Saved entries:
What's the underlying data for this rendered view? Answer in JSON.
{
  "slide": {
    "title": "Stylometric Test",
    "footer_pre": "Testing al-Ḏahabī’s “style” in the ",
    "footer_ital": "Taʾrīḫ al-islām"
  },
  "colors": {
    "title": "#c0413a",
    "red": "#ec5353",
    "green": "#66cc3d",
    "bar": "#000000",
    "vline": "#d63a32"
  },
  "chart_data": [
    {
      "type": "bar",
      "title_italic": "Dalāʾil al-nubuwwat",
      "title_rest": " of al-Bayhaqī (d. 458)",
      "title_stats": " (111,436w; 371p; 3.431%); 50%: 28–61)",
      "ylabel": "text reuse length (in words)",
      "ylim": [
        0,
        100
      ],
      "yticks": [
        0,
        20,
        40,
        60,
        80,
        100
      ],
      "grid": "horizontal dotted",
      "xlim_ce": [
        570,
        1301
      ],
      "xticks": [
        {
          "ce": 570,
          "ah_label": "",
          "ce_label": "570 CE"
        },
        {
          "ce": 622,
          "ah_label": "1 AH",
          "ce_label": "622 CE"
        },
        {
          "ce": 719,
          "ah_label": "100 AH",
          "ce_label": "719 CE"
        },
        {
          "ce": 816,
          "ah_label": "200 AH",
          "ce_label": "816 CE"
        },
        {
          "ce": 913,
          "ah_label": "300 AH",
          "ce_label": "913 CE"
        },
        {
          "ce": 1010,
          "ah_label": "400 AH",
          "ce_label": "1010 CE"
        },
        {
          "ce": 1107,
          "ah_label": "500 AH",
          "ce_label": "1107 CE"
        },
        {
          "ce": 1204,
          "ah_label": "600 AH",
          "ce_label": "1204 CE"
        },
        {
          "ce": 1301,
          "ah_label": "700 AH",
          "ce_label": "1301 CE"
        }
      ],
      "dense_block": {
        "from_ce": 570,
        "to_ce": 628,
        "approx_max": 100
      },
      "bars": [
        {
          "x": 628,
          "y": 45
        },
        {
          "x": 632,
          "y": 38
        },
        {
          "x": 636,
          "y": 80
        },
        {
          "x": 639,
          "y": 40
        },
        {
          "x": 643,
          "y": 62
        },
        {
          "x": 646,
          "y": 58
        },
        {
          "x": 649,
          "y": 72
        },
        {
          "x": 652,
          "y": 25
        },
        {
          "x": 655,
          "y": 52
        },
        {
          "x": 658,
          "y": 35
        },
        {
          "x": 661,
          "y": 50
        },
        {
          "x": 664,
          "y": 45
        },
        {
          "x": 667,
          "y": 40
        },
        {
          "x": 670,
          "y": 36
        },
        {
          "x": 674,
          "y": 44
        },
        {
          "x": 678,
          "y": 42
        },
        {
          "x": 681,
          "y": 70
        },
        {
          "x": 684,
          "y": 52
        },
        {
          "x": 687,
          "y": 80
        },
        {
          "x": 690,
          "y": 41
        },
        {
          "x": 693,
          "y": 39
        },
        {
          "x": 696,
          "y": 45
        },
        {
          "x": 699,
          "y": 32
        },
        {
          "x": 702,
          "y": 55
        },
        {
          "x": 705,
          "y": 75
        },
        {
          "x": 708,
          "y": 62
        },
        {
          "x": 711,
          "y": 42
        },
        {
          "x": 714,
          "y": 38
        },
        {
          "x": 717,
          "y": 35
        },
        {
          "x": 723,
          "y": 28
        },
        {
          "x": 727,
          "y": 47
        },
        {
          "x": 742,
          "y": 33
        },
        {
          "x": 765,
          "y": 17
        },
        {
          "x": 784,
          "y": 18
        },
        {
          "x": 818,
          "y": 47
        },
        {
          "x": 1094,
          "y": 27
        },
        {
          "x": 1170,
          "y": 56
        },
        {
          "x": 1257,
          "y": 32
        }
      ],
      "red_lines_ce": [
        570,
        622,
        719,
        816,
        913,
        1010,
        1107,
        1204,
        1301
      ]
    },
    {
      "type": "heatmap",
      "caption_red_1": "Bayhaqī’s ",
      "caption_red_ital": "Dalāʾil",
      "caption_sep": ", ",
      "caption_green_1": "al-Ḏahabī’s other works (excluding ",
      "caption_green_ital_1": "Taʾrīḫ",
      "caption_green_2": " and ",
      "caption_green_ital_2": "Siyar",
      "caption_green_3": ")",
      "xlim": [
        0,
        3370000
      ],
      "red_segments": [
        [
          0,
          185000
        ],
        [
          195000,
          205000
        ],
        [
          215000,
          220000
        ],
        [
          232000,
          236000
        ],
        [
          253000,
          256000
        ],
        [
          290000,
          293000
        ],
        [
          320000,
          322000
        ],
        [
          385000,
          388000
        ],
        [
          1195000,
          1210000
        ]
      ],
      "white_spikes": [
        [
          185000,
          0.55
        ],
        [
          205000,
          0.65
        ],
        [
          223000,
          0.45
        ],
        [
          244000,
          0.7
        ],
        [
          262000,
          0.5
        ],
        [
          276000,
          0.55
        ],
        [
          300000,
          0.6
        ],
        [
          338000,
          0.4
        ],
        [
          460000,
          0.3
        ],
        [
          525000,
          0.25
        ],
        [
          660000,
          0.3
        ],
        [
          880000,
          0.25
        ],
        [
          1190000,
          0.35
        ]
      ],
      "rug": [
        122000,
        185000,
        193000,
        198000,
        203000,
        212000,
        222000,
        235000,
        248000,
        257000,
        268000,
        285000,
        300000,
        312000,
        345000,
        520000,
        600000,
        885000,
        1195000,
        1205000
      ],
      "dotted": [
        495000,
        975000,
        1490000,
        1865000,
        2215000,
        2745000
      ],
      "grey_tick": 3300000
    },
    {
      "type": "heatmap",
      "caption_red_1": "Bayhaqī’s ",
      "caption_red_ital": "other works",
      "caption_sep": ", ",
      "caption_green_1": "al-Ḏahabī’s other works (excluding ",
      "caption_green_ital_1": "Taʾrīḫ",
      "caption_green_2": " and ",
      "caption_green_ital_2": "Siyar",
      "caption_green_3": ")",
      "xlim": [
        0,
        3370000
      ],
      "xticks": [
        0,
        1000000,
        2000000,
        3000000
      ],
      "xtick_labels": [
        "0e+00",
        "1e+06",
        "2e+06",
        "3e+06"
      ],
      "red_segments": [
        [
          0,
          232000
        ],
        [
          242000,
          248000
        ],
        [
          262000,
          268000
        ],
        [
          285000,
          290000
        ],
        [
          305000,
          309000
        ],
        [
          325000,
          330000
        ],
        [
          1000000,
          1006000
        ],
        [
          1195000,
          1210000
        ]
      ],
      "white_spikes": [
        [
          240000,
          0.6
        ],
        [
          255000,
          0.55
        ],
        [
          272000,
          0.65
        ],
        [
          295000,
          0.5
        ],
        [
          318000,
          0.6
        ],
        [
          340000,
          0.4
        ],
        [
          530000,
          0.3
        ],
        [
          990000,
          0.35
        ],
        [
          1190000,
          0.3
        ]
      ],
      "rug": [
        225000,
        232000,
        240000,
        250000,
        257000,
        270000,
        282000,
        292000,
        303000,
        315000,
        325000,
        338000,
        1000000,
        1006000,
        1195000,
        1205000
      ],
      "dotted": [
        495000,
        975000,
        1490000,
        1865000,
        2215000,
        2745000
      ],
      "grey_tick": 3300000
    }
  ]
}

→ Problem to solve: Your task is to output the full set of records exactly as presented.

→ Complete response:
What's the underlying data for this rendered view? Answer in JSON.
{
  "slide": {
    "title": "Stylometric Test",
    "footer_pre": "Testing al-Ḏahabī’s “style” in the ",
    "footer_ital": "Taʾrīḫ al-islām"
  },
  "colors": {
    "title": "#c0413a",
    "red": "#ec5353",
    "green": "#66cc3d",
    "bar": "#000000",
    "vline": "#d63a32"
  },
  "chart_data": [
    {
      "type": "bar",
      "title_italic": "Dalāʾil al-nubuwwat",
      "title_rest": " of al-Bayhaqī (d. 458)",
      "title_stats": " (111,436w; 371p; 3.431%); 50%: 28–61)",
      "ylabel": "text reuse length (in words)",
      "ylim": [
        0,
        100
      ],
      "yticks": [
        0,
        20,
        40,
        60,
        80,
        100
      ],
      "grid": "horizontal dotted",
      "xlim_ce": [
        570,
        1301
      ],
      "xticks": [
        {
          "ce": 570,
          "ah_label": "",
          "ce_label": "570 CE"
        },
        {
          "ce": 622,
          "ah_label": "1 AH",
          "ce_label": "622 CE"
        },
        {
          "ce": 719,
          "ah_label": "100 AH",
          "ce_label": "719 CE"
        },
        {
          "ce": 816,
          "ah_label": "200 AH",
          "ce_label": "816 CE"
        },
        {
          "ce": 913,
          "ah_label": "300 AH",
          "ce_label": "913 CE"
        },
        {
          "ce": 1010,
          "ah_label": "400 AH",
          "ce_label": "1010 CE"
        },
        {
          "ce": 1107,
          "ah_label": "500 AH",
          "ce_label": "1107 CE"
        },
        {
          "ce": 1204,
          "ah_label": "600 AH",
          "ce_label": "1204 CE"
        },
        {
          "ce": 1301,
          "ah_label": "700 AH",
          "ce_label": "1301 CE"
        }
      ],
      "dense_block": {
        "from_ce": 570,
        "to_ce": 628,
        "approx_max": 100
      },
      "bars": [
        {
          "x": 628,
          "y": 45
        },
        {
          "x": 632,
          "y": 38
        },
        {
          "x": 636,
          "y": 80
        },
        {
          "x": 639,
          "y": 40
        },
        {
          "x": 643,
          "y": 62
        },
        {
          "x": 646,
          "y": 58
        },
        {
          "x": 649,
          "y": 72
        },
        {
          "x": 652,
          "y": 25
        },
        {
          "x": 655,
          "y": 52
        },
        {
          "x": 658,
          "y": 35
        },
        {
          "x": 661,
          "y": 50
        },
        {
          "x": 664,
          "y": 45
        },
        {
          "x": 667,
          "y": 40
        },
        {
          "x": 670,
          "y": 36
        },
        {
          "x": 674,
          "y": 44
        },
        {
          "x": 678,
          "y": 42
        },
        {
          "x": 681,
          "y": 70
        },
        {
          "x": 684,
          "y": 52
        },
        {
          "x": 687,
          "y": 80
        },
        {
          "x": 690,
          "y": 41
        },
        {
          "x": 693,
          "y": 39
        },
        {
          "x": 696,
          "y": 45
        },
        {
          "x": 699,
          "y": 32
        },
        {
          "x": 702,
          "y": 55
        },
        {
          "x": 705,
          "y": 75
        },
        {
          "x": 708,
          "y": 62
        },
        {
          "x": 711,
          "y": 42
        },
        {
          "x": 714,
          "y": 38
        },
        {
          "x": 717,
          "y": 35
        },
        {
          "x": 723,
          "y": 28
        },
        {
          "x": 727,
          "y": 47
        },
        {
          "x": 742,
          "y": 33
        },
        {
          "x": 765,
          "y": 17
        },
        {
          "x": 784,
          "y": 18
        },
        {
          "x": 818,
          "y": 47
        },
        {
          "x": 1094,
          "y": 27
        },
        {
          "x": 1170,
          "y": 56
        },
        {
          "x": 1257,
          "y": 32
        }
      ],
      "red_lines_ce": [
        570,
        622,
        719,
        816,
        913,
        1010,
        1107,
        1204,
        1301
      ]
    },
    {
      "type": "heatmap",
      "caption_red_1": "Bayhaqī’s ",
      "caption_red_ital": "Dalāʾil",
      "caption_sep": ", ",
      "caption_green_1": "al-Ḏahabī’s other works (excluding ",
      "caption_green_ital_1": "Taʾrīḫ",
      "caption_green_2": " and ",
      "caption_green_ital_2": "Siyar",
      "caption_green_3": ")",
      "xlim": [
        0,
        3370000
      ],
      "red_segments": [
        [
          0,
          185000
        ],
        [
          195000,
          205000
        ],
        [
          215000,
          220000
        ],
        [
          232000,
          236000
        ],
        [
          253000,
          256000
        ],
        [
          290000,
          293000
        ],
        [
          320000,
          322000
        ],
        [
          385000,
          388000
        ],
        [
          1195000,
          1210000
        ]
      ],
      "white_spikes": [
        [
          185000,
          0.55
        ],
        [
          205000,
          0.65
        ],
        [
          223000,
          0.45
        ],
        [
          244000,
          0.7
        ],
        [
          262000,
          0.5
        ],
        [
          276000,
          0.55
        ],
        [
          300000,
          0.6
        ],
        [
          338000,
          0.4
        ],
        [
          460000,
          0.3
        ],
        [
          525000,
          0.25
        ],
        [
          660000,
          0.3
        ],
        [
          880000,
          0.25
        ],
        [
          1190000,
          0.35
        ]
      ],
      "rug": [
        122000,
        185000,
        193000,
        198000,
        203000,
        212000,
        222000,
        235000,
        248000,
        257000,
        268000,
        285000,
        300000,
        312000,
        345000,
        520000,
        600000,
        885000,
        1195000,
        1205000
      ],
      "dotted": [
        495000,
        975000,
        1490000,
        1865000,
        2215000,
        2745000
      ],
      "grey_tick": 3300000
    },
    {
      "type": "heatmap",
      "caption_red_1": "Bayhaqī’s ",
      "caption_red_ital": "other works",
      "caption_sep": ", ",
      "caption_green_1": "al-Ḏahabī’s other works (excluding ",
      "caption_green_ital_1": "Taʾrīḫ",
      "caption_green_2": " and ",
      "caption_green_ital_2": "Siyar",
      "caption_green_3": ")",
      "xlim": [
        0,
        3370000
      ],
      "xticks": [
        0,
        1000000,
        2000000,
        3000000
      ],
      "xtick_labels": [
        "0e+00",
        "1e+06",
        "2e+06",
        "3e+06"
      ],
      "red_segments": [
        [
          0,
          232000
        ],
        [
          242000,
          248000
        ],
        [
          262000,
          268000
        ],
        [
          285000,
          290000
        ],
        [
          305000,
          309000
        ],
        [
          325000,
          330000
        ],
        [
          1000000,
          1006000
        ],
        [
          1195000,
          1210000
        ]
      ],
      "white_spikes": [
        [
          240000,
          0.6
        ],
        [
          255000,
          0.55
        ],
        [
          272000,
          0.65
        ],
        [
          295000,
          0.5
        ],
        [
          318000,
          0.6
        ],
        [
          340000,
          0.4
        ],
        [
          530000,
          0.3
        ],
        [
          990000,
          0.35
        ],
        [
          1190000,
          0.3
        ]
      ],
      "rug": [
        225000,
        232000,
        240000,
        250000,
        257000,
        270000,
        282000,
        292000,
        303000,
        315000,
        325000,
        338000,
        1000000,
        1006000,
        1195000,
        1205000
      ],
      "dotted": [
        495000,
        975000,
        1490000,
        1865000,
        2215000,
        2745000
      ],
      "grey_tick": 3300000
    }
  ]
}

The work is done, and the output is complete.